- [Task to complete]
Retype all of the entries word for word.

- [Data rows]
'''

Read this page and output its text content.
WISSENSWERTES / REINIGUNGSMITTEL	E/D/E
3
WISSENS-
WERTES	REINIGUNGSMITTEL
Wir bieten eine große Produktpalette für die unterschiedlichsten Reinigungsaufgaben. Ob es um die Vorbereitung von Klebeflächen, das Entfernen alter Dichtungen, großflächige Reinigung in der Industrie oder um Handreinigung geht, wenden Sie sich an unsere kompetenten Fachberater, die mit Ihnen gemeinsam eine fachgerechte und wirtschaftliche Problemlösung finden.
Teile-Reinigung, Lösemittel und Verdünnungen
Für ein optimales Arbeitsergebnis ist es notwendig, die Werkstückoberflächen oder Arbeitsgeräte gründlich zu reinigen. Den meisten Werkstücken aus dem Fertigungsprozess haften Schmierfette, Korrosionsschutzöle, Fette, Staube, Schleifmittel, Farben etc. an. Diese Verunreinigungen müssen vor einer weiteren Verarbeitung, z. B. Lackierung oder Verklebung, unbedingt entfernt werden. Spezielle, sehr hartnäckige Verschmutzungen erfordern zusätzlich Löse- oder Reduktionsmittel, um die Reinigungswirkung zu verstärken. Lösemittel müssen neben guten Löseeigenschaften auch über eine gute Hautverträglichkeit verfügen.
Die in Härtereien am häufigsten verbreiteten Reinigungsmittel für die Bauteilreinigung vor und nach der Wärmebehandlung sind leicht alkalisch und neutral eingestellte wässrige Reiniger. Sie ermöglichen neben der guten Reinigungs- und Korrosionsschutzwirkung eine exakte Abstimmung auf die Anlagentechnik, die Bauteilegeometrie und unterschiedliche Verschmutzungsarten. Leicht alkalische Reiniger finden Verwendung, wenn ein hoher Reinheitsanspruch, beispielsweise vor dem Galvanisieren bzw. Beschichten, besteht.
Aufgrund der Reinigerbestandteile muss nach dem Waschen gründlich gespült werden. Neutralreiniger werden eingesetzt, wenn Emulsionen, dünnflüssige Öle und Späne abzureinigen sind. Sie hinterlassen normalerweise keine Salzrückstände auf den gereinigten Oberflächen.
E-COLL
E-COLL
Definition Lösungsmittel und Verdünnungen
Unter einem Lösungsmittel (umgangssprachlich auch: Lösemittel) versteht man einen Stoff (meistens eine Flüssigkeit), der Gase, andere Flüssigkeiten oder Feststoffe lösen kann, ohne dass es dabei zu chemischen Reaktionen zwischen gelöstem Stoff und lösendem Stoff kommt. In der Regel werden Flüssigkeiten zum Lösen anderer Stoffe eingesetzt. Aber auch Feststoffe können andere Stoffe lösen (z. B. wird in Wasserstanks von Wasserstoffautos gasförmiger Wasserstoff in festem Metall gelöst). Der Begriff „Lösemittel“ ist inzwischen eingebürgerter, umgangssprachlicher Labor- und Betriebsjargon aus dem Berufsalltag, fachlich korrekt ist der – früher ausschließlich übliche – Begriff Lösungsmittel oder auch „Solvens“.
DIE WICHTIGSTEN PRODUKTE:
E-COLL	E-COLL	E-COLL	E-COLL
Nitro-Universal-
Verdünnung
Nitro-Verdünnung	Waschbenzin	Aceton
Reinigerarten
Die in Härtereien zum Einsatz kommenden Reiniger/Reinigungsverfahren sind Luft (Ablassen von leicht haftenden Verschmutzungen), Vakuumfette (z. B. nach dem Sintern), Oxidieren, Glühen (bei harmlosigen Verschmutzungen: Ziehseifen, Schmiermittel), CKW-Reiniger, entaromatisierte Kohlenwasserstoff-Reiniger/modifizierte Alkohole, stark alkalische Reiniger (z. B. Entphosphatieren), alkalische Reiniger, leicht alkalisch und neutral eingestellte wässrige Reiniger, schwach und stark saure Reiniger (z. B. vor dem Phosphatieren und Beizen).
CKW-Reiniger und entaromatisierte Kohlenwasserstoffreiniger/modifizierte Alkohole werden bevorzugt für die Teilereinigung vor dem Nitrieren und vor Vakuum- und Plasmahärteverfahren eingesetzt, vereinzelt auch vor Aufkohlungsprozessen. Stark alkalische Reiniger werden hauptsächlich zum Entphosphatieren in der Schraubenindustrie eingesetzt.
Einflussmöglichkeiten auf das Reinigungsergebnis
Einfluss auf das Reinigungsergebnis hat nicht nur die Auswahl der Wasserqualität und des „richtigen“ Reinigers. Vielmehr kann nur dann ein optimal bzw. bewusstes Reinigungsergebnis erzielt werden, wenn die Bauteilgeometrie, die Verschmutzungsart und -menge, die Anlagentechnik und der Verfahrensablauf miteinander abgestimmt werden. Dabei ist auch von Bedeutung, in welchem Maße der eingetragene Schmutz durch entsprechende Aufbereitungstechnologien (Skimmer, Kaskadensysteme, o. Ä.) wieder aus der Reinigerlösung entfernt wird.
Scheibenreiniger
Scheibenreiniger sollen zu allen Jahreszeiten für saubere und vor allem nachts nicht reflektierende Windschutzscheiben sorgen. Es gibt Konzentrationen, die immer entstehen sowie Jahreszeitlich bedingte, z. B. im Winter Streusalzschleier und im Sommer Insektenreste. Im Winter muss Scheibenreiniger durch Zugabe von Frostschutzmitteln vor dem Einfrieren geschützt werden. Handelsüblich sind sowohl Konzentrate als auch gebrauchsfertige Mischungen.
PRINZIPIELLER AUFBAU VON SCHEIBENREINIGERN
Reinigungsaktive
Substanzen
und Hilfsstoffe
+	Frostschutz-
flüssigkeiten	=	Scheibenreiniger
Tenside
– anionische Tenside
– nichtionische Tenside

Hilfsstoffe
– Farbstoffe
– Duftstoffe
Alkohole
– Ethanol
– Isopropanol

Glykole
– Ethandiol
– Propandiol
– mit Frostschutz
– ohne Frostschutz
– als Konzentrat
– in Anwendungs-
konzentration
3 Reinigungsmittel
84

'''

- [Response for this exercise]
Read this page and output its text content.
WISSENSWERTES / REINIGUNGSMITTEL	E/D/E
3
WISSENS-
WERTES	REINIGUNGSMITTEL
Wir bieten eine große Produktpalette für die unterschiedlichsten Reinigungsaufgaben. Ob es um die Vorbereitung von Klebeflächen, das Entfernen alter Dichtungen, großflächige Reinigung in der Industrie oder um Handreinigung geht, wenden Sie sich an unsere kompetenten Fachberater, die mit Ihnen gemeinsam eine fachgerechte und wirtschaftliche Problemlösung finden.
Teile-Reinigung, Lösemittel und Verdünnungen
Für ein optimales Arbeitsergebnis ist es notwendig, die Werkstückoberflächen oder Arbeitsgeräte gründlich zu reinigen. Den meisten Werkstücken aus dem Fertigungsprozess haften Schmierfette, Korrosionsschutzöle, Fette, Staube, Schleifmittel, Farben etc. an. Diese Verunreinigungen müssen vor einer weiteren Verarbeitung, z. B. Lackierung oder Verklebung, unbedingt entfernt werden. Spezielle, sehr hartnäckige Verschmutzungen erfordern zusätzlich Löse- oder Reduktionsmittel, um die Reinigungswirkung zu verstärken. Lösemittel müssen neben guten Löseeigenschaften auch über eine gute Hautverträglichkeit verfügen.
Die in Härtereien am häufigsten verbreiteten Reinigungsmittel für die Bauteilreinigung vor und nach der Wärmebehandlung sind leicht alkalisch und neutral eingestellte wässrige Reiniger. Sie ermöglichen neben der guten Reinigungs- und Korrosionsschutzwirkung eine exakte Abstimmung auf die Anlagentechnik, die Bauteilegeometrie und unterschiedliche Verschmutzungsarten. Leicht alkalische Reiniger finden Verwendung, wenn ein hoher Reinheitsanspruch, beispielsweise vor dem Galvanisieren bzw. Beschichten, besteht.
Aufgrund der Reinigerbestandteile muss nach dem Waschen gründlich gespült werden. Neutralreiniger werden eingesetzt, wenn Emulsionen, dünnflüssige Öle und Späne abzureinigen sind. Sie hinterlassen normalerweise keine Salzrückstände auf den gereinigten Oberflächen.
E-COLL
E-COLL
Definition Lösungsmittel und Verdünnungen
Unter einem Lösungsmittel (umgangssprachlich auch: Lösemittel) versteht man einen Stoff (meistens eine Flüssigkeit), der Gase, andere Flüssigkeiten oder Feststoffe lösen kann, ohne dass es dabei zu chemischen Reaktionen zwischen gelöstem Stoff und lösendem Stoff kommt. In der Regel werden Flüssigkeiten zum Lösen anderer Stoffe eingesetzt. Aber auch Feststoffe können andere Stoffe lösen (z. B. wird in Wasserstanks von Wasserstoffautos gasförmiger Wasserstoff in festem Metall gelöst). Der Begriff „Lösemittel“ ist inzwischen eingebürgerter, umgangssprachlicher Labor- und Betriebsjargon aus dem Berufsalltag, fachlich korrekt ist der – früher ausschließlich übliche – Begriff Lösungsmittel oder auch „Solvens“.
DIE WICHTIGSTEN PRODUKTE:
E-COLL	E-COLL	E-COLL	E-COLL
Nitro-Universal-
Verdünnung
Nitro-Verdünnung	Waschbenzin	Aceton
Reinigerarten
Die in Härtereien zum Einsatz kommenden Reiniger/Reinigungsverfahren sind Luft (Ablassen von leicht haftenden Verschmutzungen), Vakuumfette (z. B. nach dem Sintern), Oxidieren, Glühen (bei harmlosigen Verschmutzungen: Ziehseifen, Schmiermittel), CKW-Reiniger, entaromatisierte Kohlenwasserstoff-Reiniger/modifizierte Alkohole, stark alkalische Reiniger (z. B. Entphosphatieren), alkalische Reiniger, leicht alkalisch und neutral eingestellte wässrige Reiniger, schwach und stark saure Reiniger (z. B. vor dem Phosphatieren und Beizen).
CKW-Reiniger und entaromatisierte Kohlenwasserstoffreiniger/modifizierte Alkohole werden bevorzugt für die Teilereinigung vor dem Nitrieren und vor Vakuum- und Plasmahärteverfahren eingesetzt, vereinzelt auch vor Aufkohlungsprozessen. Stark alkalische Reiniger werden hauptsächlich zum Entphosphatieren in der Schraubenindustrie eingesetzt.
Einflussmöglichkeiten auf das Reinigungsergebnis
Einfluss auf das Reinigungsergebnis hat nicht nur die Auswahl der Wasserqualität und des „richtigen“ Reinigers. Vielmehr kann nur dann ein optimal bzw. bewusstes Reinigungsergebnis erzielt werden, wenn die Bauteilgeometrie, die Verschmutzungsart und -menge, die Anlagentechnik und der Verfahrensablauf miteinander abgestimmt werden. Dabei ist auch von Bedeutung, in welchem Maße der eingetragene Schmutz durch entsprechende Aufbereitungstechnologien (Skimmer, Kaskadensysteme, o. Ä.) wieder aus der Reinigerlösung entfernt wird.
Scheibenreiniger
Scheibenreiniger sollen zu allen Jahreszeiten für saubere und vor allem nachts nicht reflektierende Windschutzscheiben sorgen. Es gibt Konzentrationen, die immer entstehen sowie Jahreszeitlich bedingte, z. B. im Winter Streusalzschleier und im Sommer Insektenreste. Im Winter muss Scheibenreiniger durch Zugabe von Frostschutzmitteln vor dem Einfrieren geschützt werden. Handelsüblich sind sowohl Konzentrate als auch gebrauchsfertige Mischungen.
PRINZIPIELLER AUFBAU VON SCHEIBENREINIGERN
Reinigungsaktive
Substanzen
und Hilfsstoffe
+	Frostschutz-
flüssigkeiten	=	Scheibenreiniger
Tenside
– anionische Tenside
– nichtionische Tenside

Hilfsstoffe
– Farbstoffe
– Duftstoffe
Alkohole
– Ethanol
– Isopropanol

Glykole
– Ethandiol
– Propandiol
– mit Frostschutz
– ohne Frostschutz
– als Konzentrat
– in Anwendungs-
konzentration
3 Reinigungsmittel
84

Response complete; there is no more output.